Given request 1: Copy the records word for word, beginning at their first line and stopping after the line that contains "sparkles-icon (290, 47, 305, 62)".

Catcalling has long been considered a compliment. As society has progressed and as a collective we are continually becoming more self aware in ourselves we now recognise that cat calling is not a compliment and it isn’t acceptable. It isn’t complimentary and it isn’t welcome on our streets. Here are 10 reasons why that is:
When you are walking alone, this is when most women and men experience the act of cat calling. Because we are alone when someone calls out to us in a sexually expressive way, this can be incredibly intimidating. It will catch us off guard and because of this it can evoke fear, this fear is unsettling and it isn’t acceptable. Not anymore.
Catcalling is not known to be complimentary because it almost exclusively surrounds physical appearance and is often sexually motivated. No one calls out to you on the street and praises your work ethic, kindness toward others or passion for justice. They are telling you that you look good in those jeans or in worst case scenarios describe what they’d do if they had the chance. Firstly, our appearance shouldn’t be what we define ourselves by. We have far more interesting qualities than how we look in a tight t-shirt. Catcalling, therefore, reduces the person to just an object, not a person. That is wrong.

Given request 2: Condense the paragraph of the catcalling text that begins "Catcalling is not known to be complimentary" into a short bulleted list of its main points.

Input:
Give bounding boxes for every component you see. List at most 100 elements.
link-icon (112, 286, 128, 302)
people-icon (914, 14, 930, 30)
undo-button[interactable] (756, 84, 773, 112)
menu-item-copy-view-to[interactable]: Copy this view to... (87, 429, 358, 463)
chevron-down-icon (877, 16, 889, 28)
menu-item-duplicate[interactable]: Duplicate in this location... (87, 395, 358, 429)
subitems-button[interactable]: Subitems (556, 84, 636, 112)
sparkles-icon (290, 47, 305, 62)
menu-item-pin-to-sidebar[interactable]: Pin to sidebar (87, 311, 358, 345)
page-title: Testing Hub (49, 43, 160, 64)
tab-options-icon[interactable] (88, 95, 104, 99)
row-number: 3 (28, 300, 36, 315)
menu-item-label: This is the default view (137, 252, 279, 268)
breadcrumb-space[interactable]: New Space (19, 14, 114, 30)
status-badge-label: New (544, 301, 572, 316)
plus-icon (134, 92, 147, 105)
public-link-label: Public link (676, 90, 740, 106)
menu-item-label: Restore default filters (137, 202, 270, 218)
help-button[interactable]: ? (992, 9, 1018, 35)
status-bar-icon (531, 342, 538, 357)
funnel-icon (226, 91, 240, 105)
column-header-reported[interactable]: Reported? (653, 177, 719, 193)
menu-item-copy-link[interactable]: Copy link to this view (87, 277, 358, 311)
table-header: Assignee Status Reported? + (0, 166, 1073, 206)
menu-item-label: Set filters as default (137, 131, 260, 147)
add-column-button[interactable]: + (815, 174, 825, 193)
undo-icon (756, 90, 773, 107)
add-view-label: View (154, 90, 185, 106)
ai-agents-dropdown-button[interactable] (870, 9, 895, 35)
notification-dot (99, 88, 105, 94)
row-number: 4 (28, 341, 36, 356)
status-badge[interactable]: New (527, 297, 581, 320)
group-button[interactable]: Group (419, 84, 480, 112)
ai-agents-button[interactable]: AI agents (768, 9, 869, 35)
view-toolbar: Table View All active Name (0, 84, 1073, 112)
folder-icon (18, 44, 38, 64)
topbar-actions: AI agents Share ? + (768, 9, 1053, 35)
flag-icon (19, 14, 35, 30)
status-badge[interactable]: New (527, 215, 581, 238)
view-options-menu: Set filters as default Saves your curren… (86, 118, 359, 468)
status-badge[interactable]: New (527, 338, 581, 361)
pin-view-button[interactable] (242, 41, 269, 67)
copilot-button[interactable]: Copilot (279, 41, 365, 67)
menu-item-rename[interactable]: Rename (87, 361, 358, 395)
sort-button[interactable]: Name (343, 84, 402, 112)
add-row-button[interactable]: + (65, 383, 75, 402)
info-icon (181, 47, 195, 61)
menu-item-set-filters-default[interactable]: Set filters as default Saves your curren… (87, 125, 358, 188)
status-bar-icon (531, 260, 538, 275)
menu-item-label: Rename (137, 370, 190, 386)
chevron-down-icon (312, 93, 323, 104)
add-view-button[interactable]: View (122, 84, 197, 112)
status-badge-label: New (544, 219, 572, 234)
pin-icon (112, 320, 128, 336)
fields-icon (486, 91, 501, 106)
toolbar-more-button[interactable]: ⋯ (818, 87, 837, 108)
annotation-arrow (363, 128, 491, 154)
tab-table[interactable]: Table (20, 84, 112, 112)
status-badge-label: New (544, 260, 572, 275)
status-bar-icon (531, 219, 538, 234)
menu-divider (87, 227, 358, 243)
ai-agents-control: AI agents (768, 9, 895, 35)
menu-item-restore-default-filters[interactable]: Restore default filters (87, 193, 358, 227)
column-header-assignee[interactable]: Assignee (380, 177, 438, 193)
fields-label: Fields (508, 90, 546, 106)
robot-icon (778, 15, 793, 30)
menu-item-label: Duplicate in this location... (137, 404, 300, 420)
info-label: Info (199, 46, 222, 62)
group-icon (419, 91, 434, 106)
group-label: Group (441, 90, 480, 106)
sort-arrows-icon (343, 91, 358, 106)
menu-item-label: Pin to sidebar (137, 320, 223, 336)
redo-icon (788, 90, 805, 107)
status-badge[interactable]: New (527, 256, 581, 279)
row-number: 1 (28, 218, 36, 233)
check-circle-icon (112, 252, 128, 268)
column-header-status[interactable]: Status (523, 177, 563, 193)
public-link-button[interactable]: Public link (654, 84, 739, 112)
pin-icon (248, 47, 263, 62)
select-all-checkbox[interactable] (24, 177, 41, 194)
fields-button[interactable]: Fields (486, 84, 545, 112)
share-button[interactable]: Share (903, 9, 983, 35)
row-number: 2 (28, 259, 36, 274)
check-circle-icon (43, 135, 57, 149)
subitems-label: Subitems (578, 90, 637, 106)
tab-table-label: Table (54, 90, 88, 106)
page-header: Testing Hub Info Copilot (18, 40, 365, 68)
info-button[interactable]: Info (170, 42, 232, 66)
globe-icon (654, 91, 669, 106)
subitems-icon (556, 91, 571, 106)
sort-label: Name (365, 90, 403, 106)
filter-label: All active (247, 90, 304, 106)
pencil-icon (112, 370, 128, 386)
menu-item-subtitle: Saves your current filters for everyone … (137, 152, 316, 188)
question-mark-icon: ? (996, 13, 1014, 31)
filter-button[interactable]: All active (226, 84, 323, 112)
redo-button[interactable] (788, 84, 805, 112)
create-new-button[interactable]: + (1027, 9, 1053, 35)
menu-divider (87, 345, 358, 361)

Task solution 1:
Give bounding boxes for every component you see. List at most 100 elements.
link-icon (112, 286, 128, 302)
people-icon (914, 14, 930, 30)
undo-button[interactable] (756, 84, 773, 112)
menu-item-copy-view-to[interactable]: Copy this view to... (87, 429, 358, 463)
chevron-down-icon (877, 16, 889, 28)
menu-item-duplicate[interactable]: Duplicate in this location... (87, 395, 358, 429)
subitems-button[interactable]: Subitems (556, 84, 636, 112)
sparkles-icon (290, 47, 305, 62)

Task solution 2:
- Catcalling is not complimentary because it almost exclusively concerns physical appearance and is often sexually motivated.
- No one calls out on the street to praise work ethic, kindness toward others, or passion for justice. The remarks target how someone looks or, in the worst cases, describe what the caller would do given the chance.
- Appearance shouldn't define a person, who has far more interesting qualities than looks.
- Catcalling therefore reduces a person to an object, and that is wrong.